▸ Working data:
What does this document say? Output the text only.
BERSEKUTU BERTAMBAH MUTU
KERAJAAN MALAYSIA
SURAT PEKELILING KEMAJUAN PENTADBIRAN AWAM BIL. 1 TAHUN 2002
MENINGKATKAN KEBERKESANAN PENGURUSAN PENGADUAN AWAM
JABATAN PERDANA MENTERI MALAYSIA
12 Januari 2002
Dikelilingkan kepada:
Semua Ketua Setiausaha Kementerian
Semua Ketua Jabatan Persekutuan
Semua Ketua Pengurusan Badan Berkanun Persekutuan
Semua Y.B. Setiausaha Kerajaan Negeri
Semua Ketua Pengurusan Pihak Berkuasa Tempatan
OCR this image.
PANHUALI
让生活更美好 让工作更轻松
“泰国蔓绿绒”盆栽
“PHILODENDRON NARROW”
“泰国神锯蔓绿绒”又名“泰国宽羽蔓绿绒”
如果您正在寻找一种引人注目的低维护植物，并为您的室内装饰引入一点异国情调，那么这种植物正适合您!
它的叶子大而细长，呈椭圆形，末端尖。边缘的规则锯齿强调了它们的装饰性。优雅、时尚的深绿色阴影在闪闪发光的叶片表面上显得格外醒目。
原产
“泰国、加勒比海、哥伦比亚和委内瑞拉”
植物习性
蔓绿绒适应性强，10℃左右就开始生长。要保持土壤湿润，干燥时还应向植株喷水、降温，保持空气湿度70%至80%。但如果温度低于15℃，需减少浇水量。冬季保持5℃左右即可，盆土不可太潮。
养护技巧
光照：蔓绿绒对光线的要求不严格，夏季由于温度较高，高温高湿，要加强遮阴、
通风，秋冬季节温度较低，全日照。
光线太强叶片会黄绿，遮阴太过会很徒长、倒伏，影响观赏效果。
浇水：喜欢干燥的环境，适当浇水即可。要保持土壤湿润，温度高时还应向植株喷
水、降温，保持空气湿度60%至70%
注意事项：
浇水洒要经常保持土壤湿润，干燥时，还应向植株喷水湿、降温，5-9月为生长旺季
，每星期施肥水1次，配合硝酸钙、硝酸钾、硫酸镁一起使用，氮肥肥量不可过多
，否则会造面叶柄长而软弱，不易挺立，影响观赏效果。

▸ Short exercise:
Find each line with the string "影响观赏效果" and copy it out.

▸ Complete answer:
光线太强叶片会黄绿，遮阴太过会很徒长、倒伏，影响观赏效果。
，否则会造面叶柄长而软弱，不易挺立，影响观赏效果。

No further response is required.